ENTRIES SUPPLIED:
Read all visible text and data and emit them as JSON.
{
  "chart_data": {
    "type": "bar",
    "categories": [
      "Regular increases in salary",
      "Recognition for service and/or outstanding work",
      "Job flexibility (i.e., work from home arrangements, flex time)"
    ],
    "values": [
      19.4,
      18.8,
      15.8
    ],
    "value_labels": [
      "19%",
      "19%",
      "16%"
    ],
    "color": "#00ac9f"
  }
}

EXERCISE: Quote every line of the data, word for word.

ANSWER TO THE TASK:
Read all visible text and data and emit them as JSON.
{
  "chart_data": {
    "type": "bar",
    "categories": [
      "Regular increases in salary",
      "Recognition for service and/or outstanding work",
      "Job flexibility (i.e., work from home arrangements, flex time)"
    ],
    "values": [
      19.4,
      18.8,
      15.8
    ],
    "value_labels": [
      "19%",
      "19%",
      "16%"
    ],
    "color": "#00ac9f"
  }
}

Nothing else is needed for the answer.